## Problem description:
Reproduce the material word for word; the images stay out.
--------
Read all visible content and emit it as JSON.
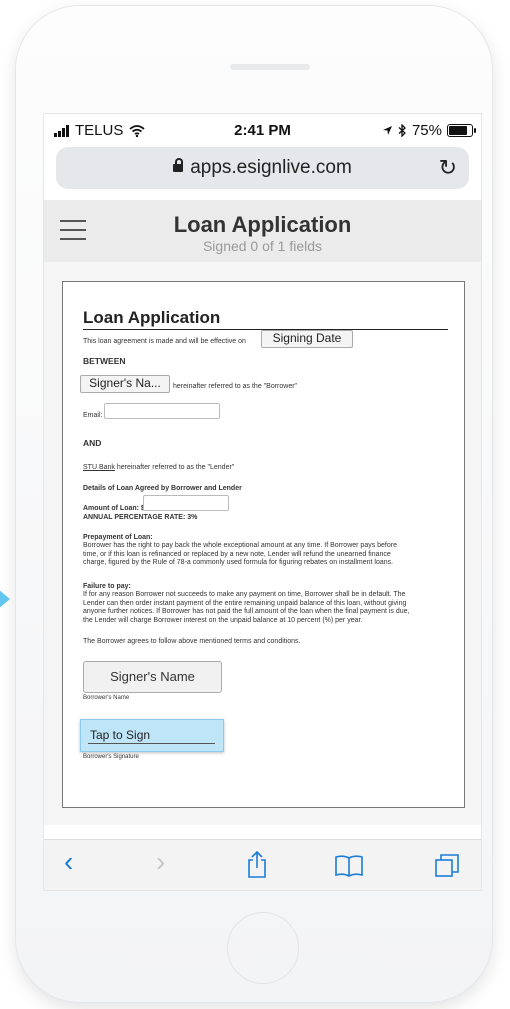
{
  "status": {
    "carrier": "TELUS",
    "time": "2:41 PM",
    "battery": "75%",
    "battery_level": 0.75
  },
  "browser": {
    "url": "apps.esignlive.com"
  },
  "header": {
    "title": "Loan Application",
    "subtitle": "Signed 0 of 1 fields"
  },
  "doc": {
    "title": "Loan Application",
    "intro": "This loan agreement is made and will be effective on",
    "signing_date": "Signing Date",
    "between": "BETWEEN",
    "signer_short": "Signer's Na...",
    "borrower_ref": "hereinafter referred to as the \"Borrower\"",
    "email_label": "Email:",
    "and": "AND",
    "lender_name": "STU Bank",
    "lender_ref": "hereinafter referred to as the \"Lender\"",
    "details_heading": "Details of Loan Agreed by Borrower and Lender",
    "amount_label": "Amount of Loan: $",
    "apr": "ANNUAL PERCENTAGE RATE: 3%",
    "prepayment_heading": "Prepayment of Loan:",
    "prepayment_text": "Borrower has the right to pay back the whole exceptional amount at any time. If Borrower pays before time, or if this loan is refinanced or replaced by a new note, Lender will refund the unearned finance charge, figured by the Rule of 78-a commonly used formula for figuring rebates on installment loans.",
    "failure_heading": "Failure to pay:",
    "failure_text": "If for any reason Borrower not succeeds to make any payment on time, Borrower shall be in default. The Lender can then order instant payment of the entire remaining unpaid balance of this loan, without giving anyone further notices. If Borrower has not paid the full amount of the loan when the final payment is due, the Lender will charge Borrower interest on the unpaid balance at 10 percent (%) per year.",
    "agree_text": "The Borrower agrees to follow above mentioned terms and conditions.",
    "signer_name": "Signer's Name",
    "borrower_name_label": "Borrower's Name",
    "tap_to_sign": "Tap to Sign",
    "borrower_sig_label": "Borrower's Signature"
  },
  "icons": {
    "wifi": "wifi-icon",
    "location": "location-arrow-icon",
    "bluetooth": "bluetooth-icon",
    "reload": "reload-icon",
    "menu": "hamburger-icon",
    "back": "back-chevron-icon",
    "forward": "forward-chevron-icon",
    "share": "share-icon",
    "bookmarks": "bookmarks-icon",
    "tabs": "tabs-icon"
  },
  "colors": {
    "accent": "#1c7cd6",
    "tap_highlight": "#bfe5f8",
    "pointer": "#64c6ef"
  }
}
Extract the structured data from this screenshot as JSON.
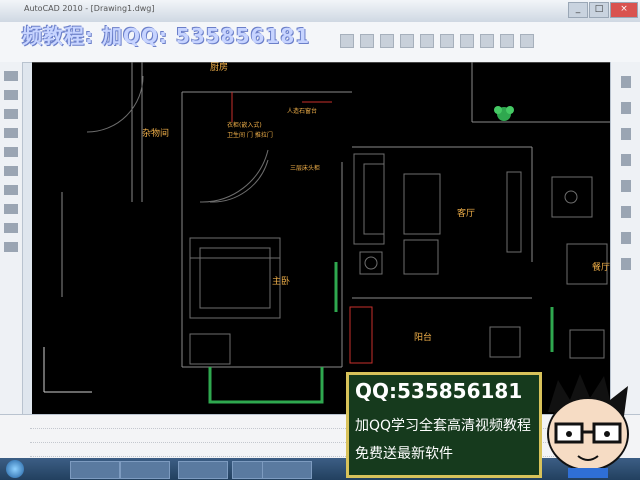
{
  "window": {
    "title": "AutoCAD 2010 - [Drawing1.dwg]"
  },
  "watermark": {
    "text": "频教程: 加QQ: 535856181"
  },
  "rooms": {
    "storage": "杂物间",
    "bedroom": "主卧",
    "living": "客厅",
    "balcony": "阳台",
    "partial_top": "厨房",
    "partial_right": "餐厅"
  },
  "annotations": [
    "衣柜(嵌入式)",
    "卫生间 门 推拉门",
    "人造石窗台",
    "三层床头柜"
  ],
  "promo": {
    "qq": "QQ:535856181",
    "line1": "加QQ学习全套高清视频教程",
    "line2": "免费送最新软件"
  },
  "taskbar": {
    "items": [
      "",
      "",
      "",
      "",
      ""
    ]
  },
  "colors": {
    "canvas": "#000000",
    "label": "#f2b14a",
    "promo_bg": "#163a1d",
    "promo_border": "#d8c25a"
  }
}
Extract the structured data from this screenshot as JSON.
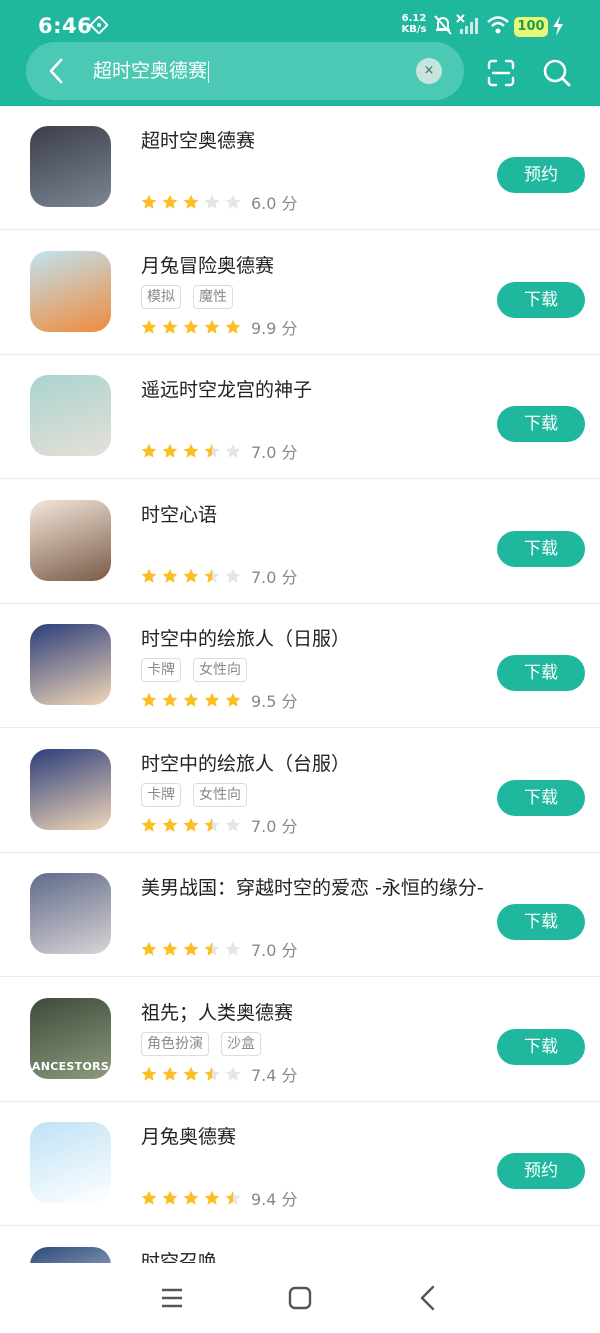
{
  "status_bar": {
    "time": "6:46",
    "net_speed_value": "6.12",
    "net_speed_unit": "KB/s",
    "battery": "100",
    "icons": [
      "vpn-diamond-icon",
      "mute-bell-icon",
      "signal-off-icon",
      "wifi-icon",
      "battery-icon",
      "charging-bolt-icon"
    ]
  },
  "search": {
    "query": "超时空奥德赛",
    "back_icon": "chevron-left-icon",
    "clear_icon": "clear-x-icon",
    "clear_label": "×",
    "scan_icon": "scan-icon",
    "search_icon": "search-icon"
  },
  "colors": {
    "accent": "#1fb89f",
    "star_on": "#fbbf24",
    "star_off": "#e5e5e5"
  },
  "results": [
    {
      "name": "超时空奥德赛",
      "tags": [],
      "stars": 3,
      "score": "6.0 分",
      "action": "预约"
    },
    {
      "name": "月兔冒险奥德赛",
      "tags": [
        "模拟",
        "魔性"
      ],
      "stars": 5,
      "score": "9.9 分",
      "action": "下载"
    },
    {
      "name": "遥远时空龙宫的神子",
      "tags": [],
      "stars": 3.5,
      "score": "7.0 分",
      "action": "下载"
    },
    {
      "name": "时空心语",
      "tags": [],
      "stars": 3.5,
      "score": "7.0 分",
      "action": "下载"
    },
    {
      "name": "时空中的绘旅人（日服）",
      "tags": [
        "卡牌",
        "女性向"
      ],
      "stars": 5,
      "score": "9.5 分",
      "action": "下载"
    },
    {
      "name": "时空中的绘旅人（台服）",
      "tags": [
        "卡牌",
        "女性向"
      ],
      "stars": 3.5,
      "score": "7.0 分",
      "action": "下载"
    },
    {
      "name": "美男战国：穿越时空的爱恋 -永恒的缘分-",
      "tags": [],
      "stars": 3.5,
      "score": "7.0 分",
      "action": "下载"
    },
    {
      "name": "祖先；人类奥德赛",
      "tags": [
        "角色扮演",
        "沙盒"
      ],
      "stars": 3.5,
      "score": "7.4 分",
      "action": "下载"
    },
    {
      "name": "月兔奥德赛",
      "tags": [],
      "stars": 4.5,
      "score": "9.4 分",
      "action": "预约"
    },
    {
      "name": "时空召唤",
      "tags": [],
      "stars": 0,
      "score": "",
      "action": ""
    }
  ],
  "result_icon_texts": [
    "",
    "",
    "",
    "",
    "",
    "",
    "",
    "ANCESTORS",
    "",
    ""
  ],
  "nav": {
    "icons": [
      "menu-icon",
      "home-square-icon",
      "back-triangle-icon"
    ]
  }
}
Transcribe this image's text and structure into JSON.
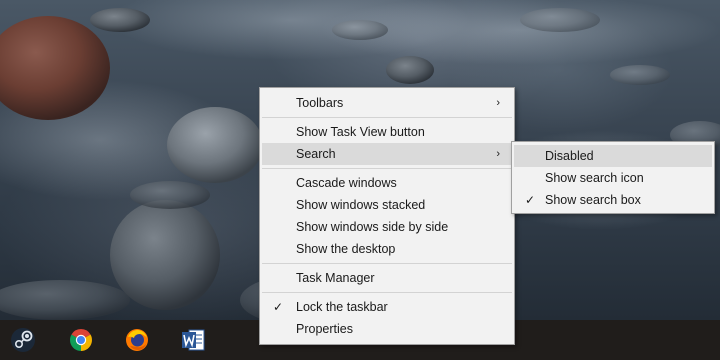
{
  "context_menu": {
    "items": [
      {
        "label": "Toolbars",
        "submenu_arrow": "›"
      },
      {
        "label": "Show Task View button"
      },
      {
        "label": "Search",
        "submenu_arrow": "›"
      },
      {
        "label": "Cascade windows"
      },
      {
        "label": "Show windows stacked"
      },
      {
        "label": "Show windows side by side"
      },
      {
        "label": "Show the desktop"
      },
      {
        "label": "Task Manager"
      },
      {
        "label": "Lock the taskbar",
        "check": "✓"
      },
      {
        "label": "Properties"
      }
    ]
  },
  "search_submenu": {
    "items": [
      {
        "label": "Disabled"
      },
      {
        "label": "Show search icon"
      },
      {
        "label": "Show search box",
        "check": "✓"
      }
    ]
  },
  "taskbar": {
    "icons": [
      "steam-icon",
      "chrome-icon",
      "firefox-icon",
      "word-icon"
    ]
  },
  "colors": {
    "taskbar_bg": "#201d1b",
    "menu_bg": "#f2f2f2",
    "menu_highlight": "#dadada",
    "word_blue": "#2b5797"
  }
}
--------
## Solution to this problem:
Read all visible content and emit it as JSON.
{
  "status": {
    "carrier": "TELUS",
    "time": "2:41 PM",
    "battery": "75%",
    "battery_level": 0.75
  },
  "browser": {
    "url": "apps.esignlive.com"
  },
  "header": {
    "title": "Loan Application",
    "subtitle": "Signed 0 of 1 fields"
  },
  "doc": {
    "title": "Loan Application",
    "intro": "This loan agreement is made and will be effective on",
    "signing_date": "Signing Date",
    "between": "BETWEEN",
    "signer_short": "Signer's Na...",
    "borrower_ref": "hereinafter referred to as the \"Borrower\"",
    "email_label": "Email:",
    "and": "AND",
    "lender_name": "STU Bank",
    "lender_ref": "hereinafter referred to as the \"Lender\"",
    "details_heading": "Details of Loan Agreed by Borrower and Lender",
    "amount_label": "Amount of Loan: $",
    "apr": "ANNUAL PERCENTAGE RATE: 3%",
    "prepayment_heading": "Prepayment of Loan:",
    "prepayment_text": "Borrower has the right to pay back the whole exceptional amount at any time. If Borrower pays before time, or if this loan is refinanced or replaced by a new note, Lender will refund the unearned finance charge, figured by the Rule of 78-a commonly used formula for figuring rebates on installment loans.",
    "failure_heading": "Failure to pay:",
    "failure_text": "If for any reason Borrower not succeeds to make any payment on time, Borrower shall be in default. The Lender can then order instant payment of the entire remaining unpaid balance of this loan, without giving anyone further notices. If Borrower has not paid the full amount of the loan when the final payment is due, the Lender will charge Borrower interest on the unpaid balance at 10 percent (%) per year.",
    "agree_text": "The Borrower agrees to follow above mentioned terms and conditions.",
    "signer_name": "Signer's Name",
    "borrower_name_label": "Borrower's Name",
    "tap_to_sign": "Tap to Sign",
    "borrower_sig_label": "Borrower's Signature"
  },
  "icons": {
    "wifi": "wifi-icon",
    "location": "location-arrow-icon",
    "bluetooth": "bluetooth-icon",
    "reload": "reload-icon",
    "menu": "hamburger-icon",
    "back": "back-chevron-icon",
    "forward": "forward-chevron-icon",
    "share": "share-icon",
    "bookmarks": "bookmarks-icon",
    "tabs": "tabs-icon"
  },
  "colors": {
    "accent": "#1c7cd6",
    "tap_highlight": "#bfe5f8",
    "pointer": "#64c6ef"
  }
}
Extract the structured data from this screenshot as JSON.
{
  "window": {
    "title": "AutoCAD 2010 - [Drawing1.dwg]"
  },
  "watermark": {
    "text": "频教程: 加QQ: 535856181"
  },
  "rooms": {
    "storage": "杂物间",
    "bedroom": "主卧",
    "living": "客厅",
    "balcony": "阳台",
    "partial_top": "厨房",
    "partial_right": "餐厅"
  },
  "annotations": [
    "衣柜(嵌入式)",
    "卫生间 门 推拉门",
    "人造石窗台",
    "三层床头柜"
  ],
  "promo": {
    "qq": "QQ:535856181",
    "line1": "加QQ学习全套高清视频教程",
    "line2": "免费送最新软件"
  },
  "taskbar": {
    "items": [
      "",
      "",
      "",
      "",
      ""
    ]
  },
  "colors": {
    "canvas": "#000000",
    "label": "#f2b14a",
    "promo_bg": "#163a1d",
    "promo_border": "#d8c25a"
  }
}
Extract the structured data from this screenshot as JSON.
{
  "status_bar": {
    "time": "6:46",
    "net_speed_value": "6.12",
    "net_speed_unit": "KB/s",
    "battery": "100",
    "icons": [
      "vpn-diamond-icon",
      "mute-bell-icon",
      "signal-off-icon",
      "wifi-icon",
      "battery-icon",
      "charging-bolt-icon"
    ]
  },
  "search": {
    "query": "超时空奥德赛",
    "back_icon": "chevron-left-icon",
    "clear_icon": "clear-x-icon",
    "clear_label": "×",
    "scan_icon": "scan-icon",
    "search_icon": "search-icon"
  },
  "colors": {
    "accent": "#1fb89f",
    "star_on": "#fbbf24",
    "star_off": "#e5e5e5"
  },
  "results": [
    {
      "name": "超时空奥德赛",
      "tags": [],
      "stars": 3,
      "score": "6.0 分",
      "action": "预约"
    },
    {
      "name": "月兔冒险奥德赛",
      "tags": [
        "模拟",
        "魔性"
      ],
      "stars": 5,
      "score": "9.9 分",
      "action": "下载"
    },
    {
      "name": "遥远时空龙宫的神子",
      "tags": [],
      "stars": 3.5,
      "score": "7.0 分",
      "action": "下载"
    },
    {
      "name": "时空心语",
      "tags": [],
      "stars": 3.5,
      "score": "7.0 分",
      "action": "下载"
    },
    {
      "name": "时空中的绘旅人（日服）",
      "tags": [
        "卡牌",
        "女性向"
      ],
      "stars": 5,
      "score": "9.5 分",
      "action": "下载"
    },
    {
      "name": "时空中的绘旅人（台服）",
      "tags": [
        "卡牌",
        "女性向"
      ],
      "stars": 3.5,
      "score": "7.0 分",
      "action": "下载"
    },
    {
      "name": "美男战国：穿越时空的爱恋 -永恒的缘分-",
      "tags": [],
      "stars": 3.5,
      "score": "7.0 分",
      "action": "下载"
    },
    {
      "name": "祖先；人类奥德赛",
      "tags": [
        "角色扮演",
        "沙盒"
      ],
      "stars": 3.5,
      "score": "7.4 分",
      "action": "下载"
    },
    {
      "name": "月兔奥德赛",
      "tags": [],
      "stars": 4.5,
      "score": "9.4 分",
      "action": "预约"
    },
    {
      "name": "时空召唤",
      "tags": [],
      "stars": 0,
      "score": "",
      "action": ""
    }
  ],
  "result_icon_texts": [
    "",
    "",
    "",
    "",
    "",
    "",
    "",
    "ANCESTORS",
    "",
    ""
  ],
  "nav": {
    "icons": [
      "menu-icon",
      "home-square-icon",
      "back-triangle-icon"
    ]
  }
}
Transcribe this image's text and structure into JSON.
{
  "context_menu": {
    "items": [
      {
        "label": "Toolbars",
        "submenu_arrow": "›"
      },
      {
        "label": "Show Task View button"
      },
      {
        "label": "Search",
        "submenu_arrow": "›"
      },
      {
        "label": "Cascade windows"
      },
      {
        "label": "Show windows stacked"
      },
      {
        "label": "Show windows side by side"
      },
      {
        "label": "Show the desktop"
      },
      {
        "label": "Task Manager"
      },
      {
        "label": "Lock the taskbar",
        "check": "✓"
      },
      {
        "label": "Properties"
      }
    ]
  },
  "search_submenu": {
    "items": [
      {
        "label": "Disabled"
      },
      {
        "label": "Show search icon"
      },
      {
        "label": "Show search box",
        "check": "✓"
      }
    ]
  },
  "taskbar": {
    "icons": [
      "steam-icon",
      "chrome-icon",
      "firefox-icon",
      "word-icon"
    ]
  },
  "colors": {
    "taskbar_bg": "#201d1b",
    "menu_bg": "#f2f2f2",
    "menu_highlight": "#dadada",
    "word_blue": "#2b5797"
  }
}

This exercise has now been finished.